DATA SHOWN:

------------------------

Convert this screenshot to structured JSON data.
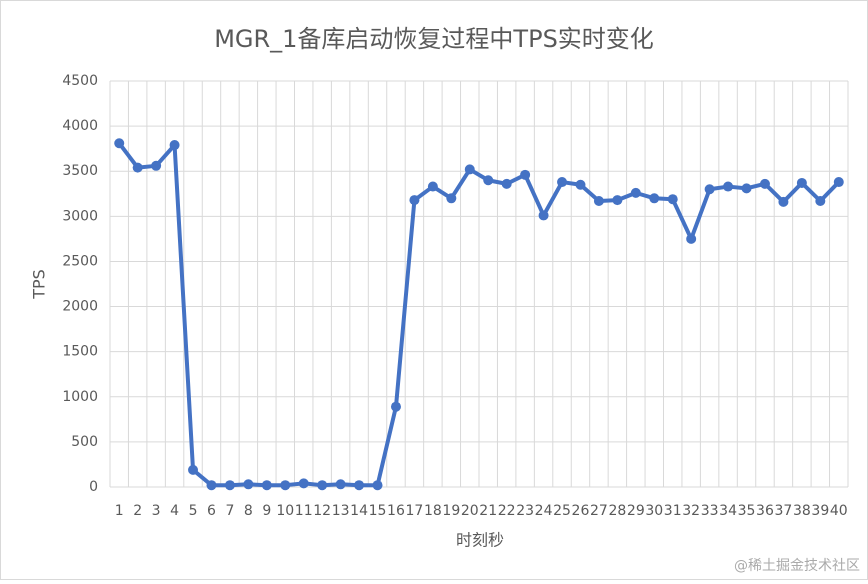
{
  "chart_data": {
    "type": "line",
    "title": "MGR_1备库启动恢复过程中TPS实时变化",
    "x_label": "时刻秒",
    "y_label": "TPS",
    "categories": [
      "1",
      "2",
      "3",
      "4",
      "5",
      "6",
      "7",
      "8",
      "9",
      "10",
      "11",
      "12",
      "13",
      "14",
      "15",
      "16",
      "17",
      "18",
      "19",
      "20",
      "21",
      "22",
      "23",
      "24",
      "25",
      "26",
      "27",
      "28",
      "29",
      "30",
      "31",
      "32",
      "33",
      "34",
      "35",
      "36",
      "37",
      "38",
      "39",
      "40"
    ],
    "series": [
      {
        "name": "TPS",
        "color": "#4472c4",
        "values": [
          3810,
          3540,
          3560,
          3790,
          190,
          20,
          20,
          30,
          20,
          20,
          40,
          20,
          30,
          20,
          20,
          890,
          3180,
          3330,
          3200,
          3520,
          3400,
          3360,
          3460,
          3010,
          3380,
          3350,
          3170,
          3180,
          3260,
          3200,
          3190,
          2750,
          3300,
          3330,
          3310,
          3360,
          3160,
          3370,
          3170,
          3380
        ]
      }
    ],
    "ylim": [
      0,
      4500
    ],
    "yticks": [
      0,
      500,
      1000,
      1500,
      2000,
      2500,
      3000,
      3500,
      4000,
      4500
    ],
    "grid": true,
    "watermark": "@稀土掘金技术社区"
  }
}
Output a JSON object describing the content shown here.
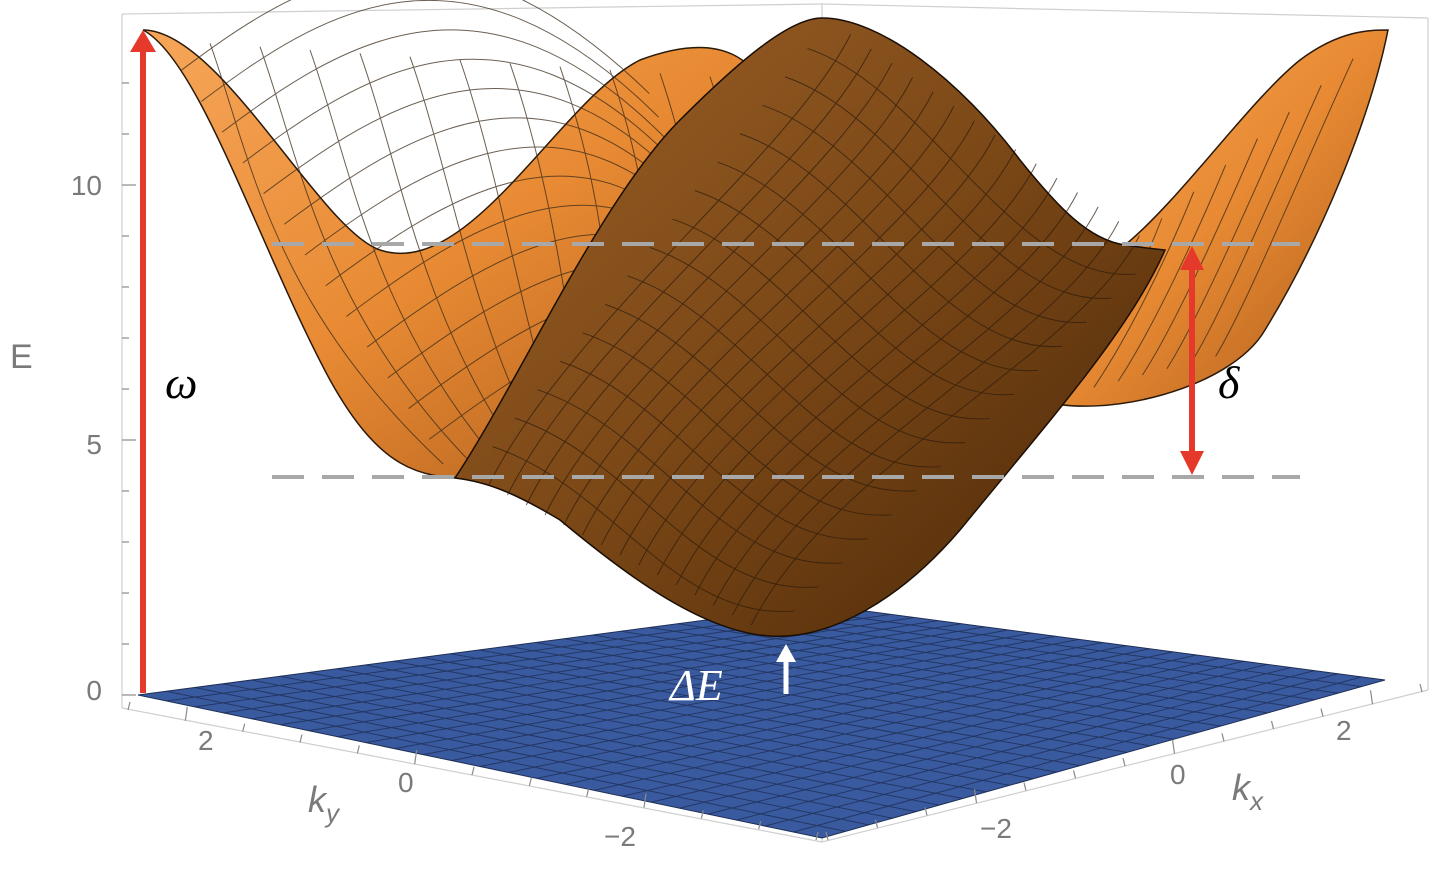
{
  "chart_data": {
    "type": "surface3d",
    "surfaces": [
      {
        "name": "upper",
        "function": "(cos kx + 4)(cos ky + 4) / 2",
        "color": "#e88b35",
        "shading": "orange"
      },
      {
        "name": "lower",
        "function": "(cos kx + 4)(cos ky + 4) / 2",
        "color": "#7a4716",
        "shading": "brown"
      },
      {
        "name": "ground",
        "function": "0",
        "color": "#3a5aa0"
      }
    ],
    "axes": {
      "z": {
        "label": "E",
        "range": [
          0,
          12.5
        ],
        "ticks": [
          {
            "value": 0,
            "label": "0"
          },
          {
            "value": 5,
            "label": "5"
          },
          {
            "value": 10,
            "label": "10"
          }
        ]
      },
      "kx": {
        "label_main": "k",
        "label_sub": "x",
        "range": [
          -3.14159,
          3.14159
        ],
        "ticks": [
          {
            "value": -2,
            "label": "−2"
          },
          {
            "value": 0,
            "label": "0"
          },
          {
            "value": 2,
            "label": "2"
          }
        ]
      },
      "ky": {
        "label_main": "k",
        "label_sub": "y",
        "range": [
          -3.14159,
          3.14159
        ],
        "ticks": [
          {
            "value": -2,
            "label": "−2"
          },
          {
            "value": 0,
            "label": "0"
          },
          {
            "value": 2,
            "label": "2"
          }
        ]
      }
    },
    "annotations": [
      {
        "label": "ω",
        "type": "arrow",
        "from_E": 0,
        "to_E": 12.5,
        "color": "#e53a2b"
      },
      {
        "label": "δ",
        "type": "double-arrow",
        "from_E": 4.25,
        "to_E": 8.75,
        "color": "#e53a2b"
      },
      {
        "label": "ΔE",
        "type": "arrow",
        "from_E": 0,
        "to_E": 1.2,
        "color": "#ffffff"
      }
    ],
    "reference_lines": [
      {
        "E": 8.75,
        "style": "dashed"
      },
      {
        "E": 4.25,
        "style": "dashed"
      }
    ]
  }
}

------------------------

TASK TO CARRY OUT:
Your copy should repeat each entry above exactly but contain no pictures.

RESULT OF THIS TASK:
Convert this screenshot to structured JSON data.
{
  "chart_data": {
    "type": "line",
    "title": "MGR_1备库启动恢复过程中TPS实时变化",
    "x_label": "时刻秒",
    "y_label": "TPS",
    "categories": [
      "1",
      "2",
      "3",
      "4",
      "5",
      "6",
      "7",
      "8",
      "9",
      "10",
      "11",
      "12",
      "13",
      "14",
      "15",
      "16",
      "17",
      "18",
      "19",
      "20",
      "21",
      "22",
      "23",
      "24",
      "25",
      "26",
      "27",
      "28",
      "29",
      "30",
      "31",
      "32",
      "33",
      "34",
      "35",
      "36",
      "37",
      "38",
      "39",
      "40"
    ],
    "series": [
      {
        "name": "TPS",
        "color": "#4472c4",
        "values": [
          3810,
          3540,
          3560,
          3790,
          190,
          20,
          20,
          30,
          20,
          20,
          40,
          20,
          30,
          20,
          20,
          890,
          3180,
          3330,
          3200,
          3520,
          3400,
          3360,
          3460,
          3010,
          3380,
          3350,
          3170,
          3180,
          3260,
          3200,
          3190,
          2750,
          3300,
          3330,
          3310,
          3360,
          3160,
          3370,
          3170,
          3380
        ]
      }
    ],
    "ylim": [
      0,
      4500
    ],
    "yticks": [
      0,
      500,
      1000,
      1500,
      2000,
      2500,
      3000,
      3500,
      4000,
      4500
    ],
    "grid": true,
    "watermark": "@稀土掘金技术社区"
  }
}
Output a JSON object describing the content shown here.
{
  "chart_data": {
    "type": "surface3d",
    "surfaces": [
      {
        "name": "upper",
        "function": "(cos kx + 4)(cos ky + 4) / 2",
        "color": "#e88b35",
        "shading": "orange"
      },
      {
        "name": "lower",
        "function": "(cos kx + 4)(cos ky + 4) / 2",
        "color": "#7a4716",
        "shading": "brown"
      },
      {
        "name": "ground",
        "function": "0",
        "color": "#3a5aa0"
      }
    ],
    "axes": {
      "z": {
        "label": "E",
        "range": [
          0,
          12.5
        ],
        "ticks": [
          {
            "value": 0,
            "label": "0"
          },
          {
            "value": 5,
            "label": "5"
          },
          {
            "value": 10,
            "label": "10"
          }
        ]
      },
      "kx": {
        "label_main": "k",
        "label_sub": "x",
        "range": [
          -3.14159,
          3.14159
        ],
        "ticks": [
          {
            "value": -2,
            "label": "−2"
          },
          {
            "value": 0,
            "label": "0"
          },
          {
            "value": 2,
            "label": "2"
          }
        ]
      },
      "ky": {
        "label_main": "k",
        "label_sub": "y",
        "range": [
          -3.14159,
          3.14159
        ],
        "ticks": [
          {
            "value": -2,
            "label": "−2"
          },
          {
            "value": 0,
            "label": "0"
          },
          {
            "value": 2,
            "label": "2"
          }
        ]
      }
    },
    "annotations": [
      {
        "label": "ω",
        "type": "arrow",
        "from_E": 0,
        "to_E": 12.5,
        "color": "#e53a2b"
      },
      {
        "label": "δ",
        "type": "double-arrow",
        "from_E": 4.25,
        "to_E": 8.75,
        "color": "#e53a2b"
      },
      {
        "label": "ΔE",
        "type": "arrow",
        "from_E": 0,
        "to_E": 1.2,
        "color": "#ffffff"
      }
    ],
    "reference_lines": [
      {
        "E": 8.75,
        "style": "dashed"
      },
      {
        "E": 4.25,
        "style": "dashed"
      }
    ]
  }
}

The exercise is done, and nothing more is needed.